Extracted records:
===============

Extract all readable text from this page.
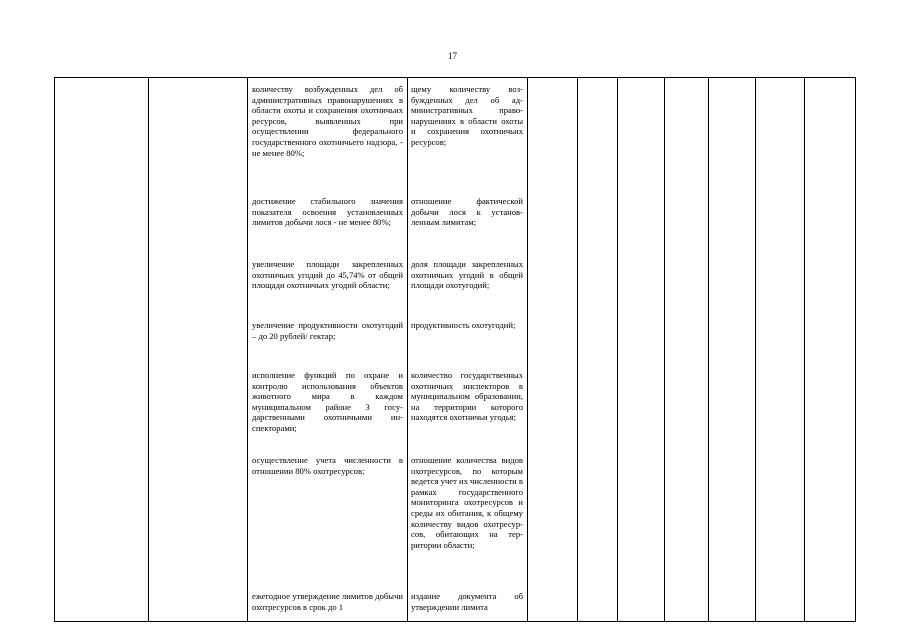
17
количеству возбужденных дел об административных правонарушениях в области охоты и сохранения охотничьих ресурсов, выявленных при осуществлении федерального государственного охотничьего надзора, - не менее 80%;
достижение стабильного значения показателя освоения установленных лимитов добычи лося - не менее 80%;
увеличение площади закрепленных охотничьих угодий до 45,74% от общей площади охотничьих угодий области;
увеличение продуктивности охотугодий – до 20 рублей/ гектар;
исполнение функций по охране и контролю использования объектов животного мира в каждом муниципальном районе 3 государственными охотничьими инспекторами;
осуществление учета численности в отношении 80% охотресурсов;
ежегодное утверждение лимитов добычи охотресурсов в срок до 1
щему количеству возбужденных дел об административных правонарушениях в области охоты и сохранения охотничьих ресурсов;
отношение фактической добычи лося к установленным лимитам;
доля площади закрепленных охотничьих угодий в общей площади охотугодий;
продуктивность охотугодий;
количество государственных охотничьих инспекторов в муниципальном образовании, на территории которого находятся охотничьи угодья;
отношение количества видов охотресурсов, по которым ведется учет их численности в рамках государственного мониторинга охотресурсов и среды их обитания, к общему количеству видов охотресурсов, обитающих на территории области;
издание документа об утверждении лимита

===============

_The task_.
Write out the full set of lines verbatim, without the pictures.

_Reply_.
Extract all readable text from this page.
17
количеству возбужденных дел об административных правонарушениях в области охоты и сохранения охотничьих ресурсов, выявленных при осуществлении федерального государственного охотничьего надзора, - не менее 80%;
достижение стабильного значения показателя освоения установленных лимитов добычи лося - не менее 80%;
увеличение площади закрепленных охотничьих угодий до 45,74% от общей площади охотничьих угодий области;
увеличение продуктивности охотугодий – до 20 рублей/ гектар;
исполнение функций по охране и контролю использования объектов животного мира в каждом муниципальном районе 3 государственными охотничьими инспекторами;
осуществление учета численности в отношении 80% охотресурсов;
ежегодное утверждение лимитов добычи охотресурсов в срок до 1
щему количеству возбужденных дел об административных правонарушениях в области охоты и сохранения охотничьих ресурсов;
отношение фактической добычи лося к установленным лимитам;
доля площади закрепленных охотничьих угодий в общей площади охотугодий;
продуктивность охотугодий;
количество государственных охотничьих инспекторов в муниципальном образовании, на территории которого находятся охотничьи угодья;
отношение количества видов охотресурсов, по которым ведется учет их численности в рамках государственного мониторинга охотресурсов и среды их обитания, к общему количеству видов охотресурсов, обитающих на территории области;
издание документа об утверждении лимита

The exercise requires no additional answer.